**** Document text ****

When `analytics_enabled` is set to `true`, Agent Memory automatically tracks five metrics for each returning caller:

| Metric                         | Description                                       |
| ------------------------------ | ------------------------------------------------- |
| `REPEAT_CALLER_CONV_ID`        | Conversation ID of the caller's first interaction |
| `REPEAT_CALLER_DATETIME`       | Timestamp of the first interaction                |
| `REPEAT_CALLER_QA`             | QA outcome from the first interaction             |
| `REPEAT_CALLER_HANDOFF_REASON` | Reason for handoff in the first interaction       |
| `REPEAT_CALLER_HANDOFF_TO`     | Handoff destination from the first interaction    |

These metrics appear in your [dashboards](/analytics/dashboards/introduction) and can be used to track repeat caller patterns and resolution rates.

<Note>
  Repeat caller metrics reference the **first** interaction in the retention window, not the most recent — chaining calls would allow identification beyond the retention period.
</Note>

## Memory behavior

### Timing

* Memory is **fetched once per turn** from the memory service and cached. Multiple `conv.memory.get()` calls in the same turn do not trigger additional lookups.
* Memory is **written at the end of the conversation** (after the end function executes). Values set in `conv.state` during a function on turn 1 are not available through `conv.memory` on turn 2 of the same call.

### Persistence

Each write acts as a **patch** – it updates or adds specific keys without removing existing ones. If conversation 1 writes `{"cheese_type": "gouda"}` and conversation 2 writes `{"booking_day": "Friday"}`, the next lookup returns both fields.

### Expiry

All memory identifiers and fields expire at the end of your contracted retention period (for GDPR compliance). Retention periods vary by customer agreement – check your contract for specifics, or speak to your PolyAI representative. Once expired, data is automatically deleted and no longer accessible.

****

- **Exercises to complete**
1 – According to the Agent Memory documentation, when is memory written?
2 – Continue the Agent Memory documentation from its last sentence.
The material that comes next is separate from the Agent Memory documentation.

**** Recorded information ****

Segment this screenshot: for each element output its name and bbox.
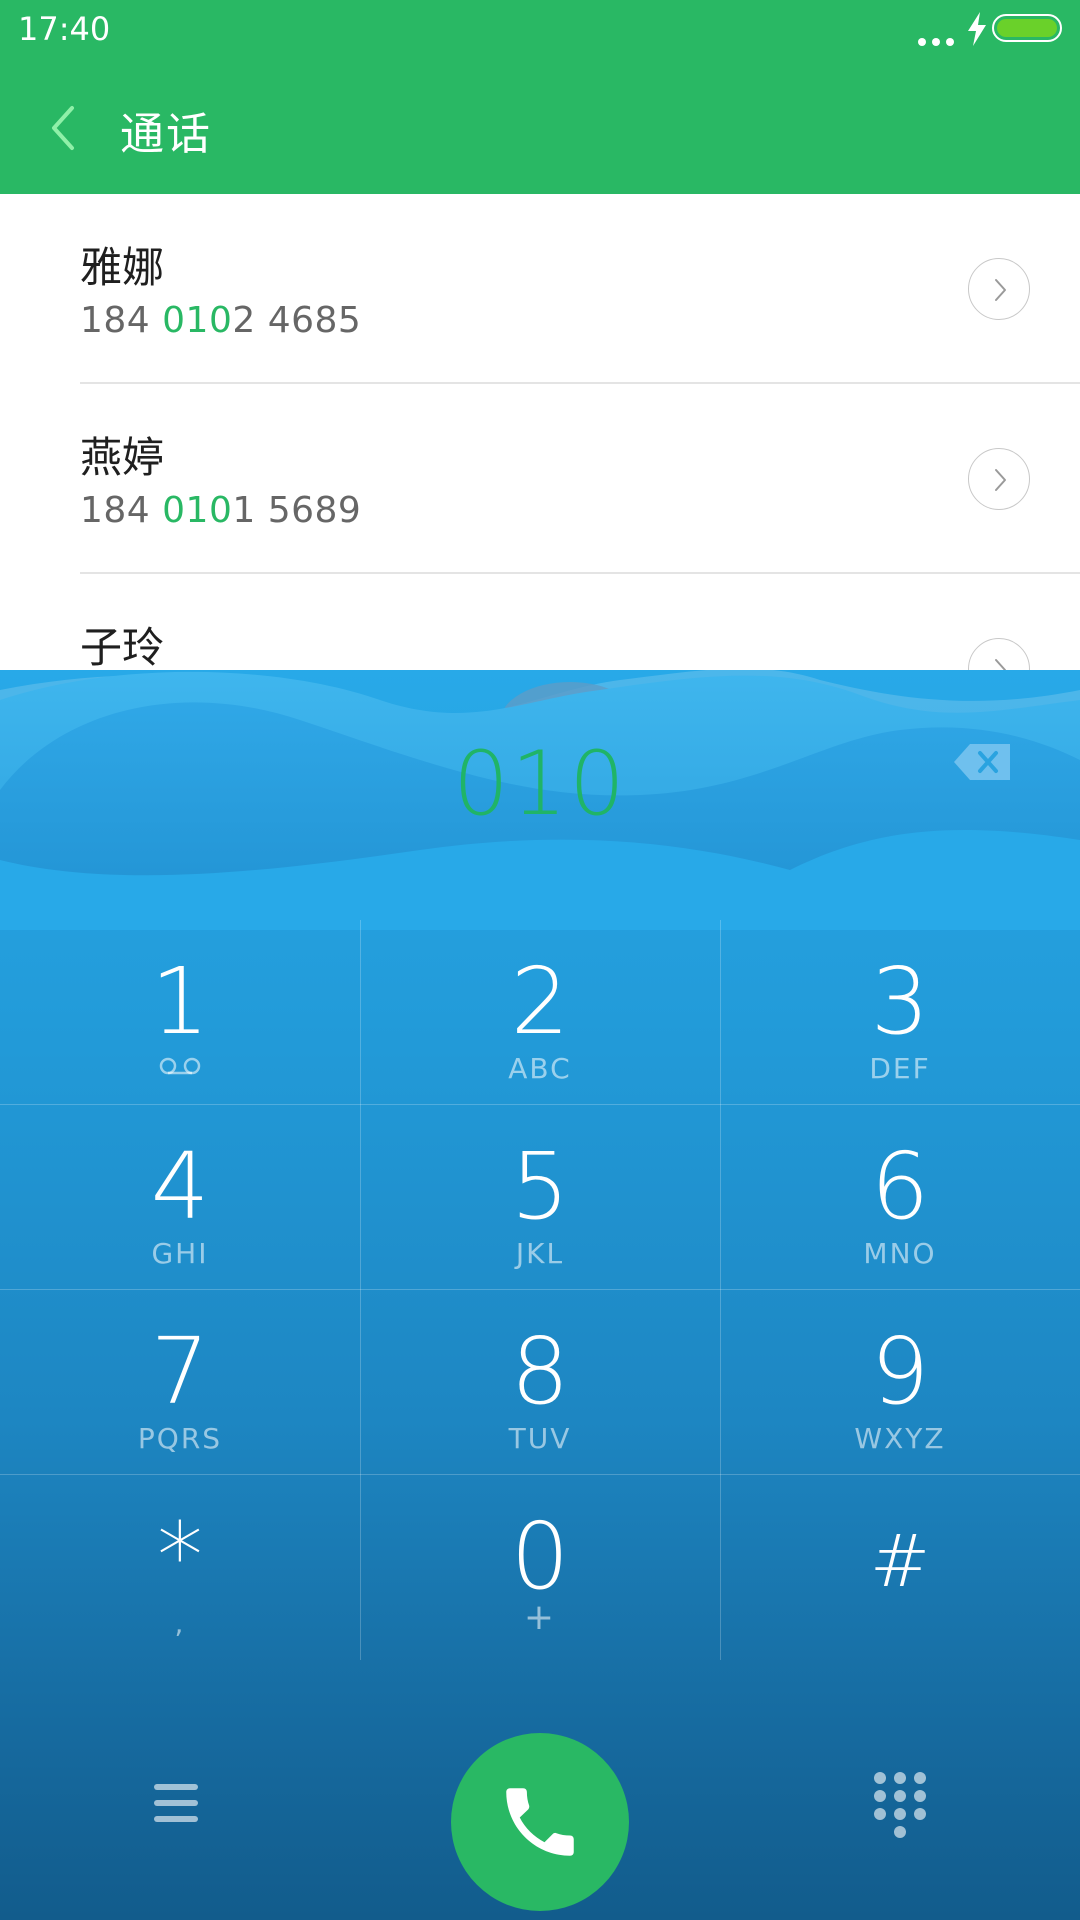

****

- **Answers to each task**
1 – Memory is written at the end of the conversation, after the end function executes.

2 –
### Identifiers

The current supported identifier is the **caller's phone number**. This is set automatically – you do not need to configure it.

<Note>
  Additional identifiers (email, account ID) and cross-channel linking are planned.
</Note>

## Compliance

<Warning>
  Before going live with Agent Memory, inform your clients so they can update privacy notices and confirm compliance with applicable data protection laws.
</Warning>

Key compliance considerations:

* Agent Memory is **not intended for automated decision-making** that significantly impacts end users
* Do not store sensitive PII in a single field – separate fields allow independent expiry
* Custom memory fields **cannot** be used to build caller profiles
* Timestamps stored in memory should be rounded to the hour to prevent linking calls across the retention window
* All data expires at the end of your contracted retention period

If your use case goes beyond analytics, call recovery, or personalisation, raise a request with your legal team before proceeding.

## FAQ

<AccordionGroup>
  <Accordion title="Can I store nested JSON?">
    Values are stored as JSON-encoded strings. You can store structured data in a single field, but it is recommended to keep fields flat so they can expire independently – especially for anything containing PII.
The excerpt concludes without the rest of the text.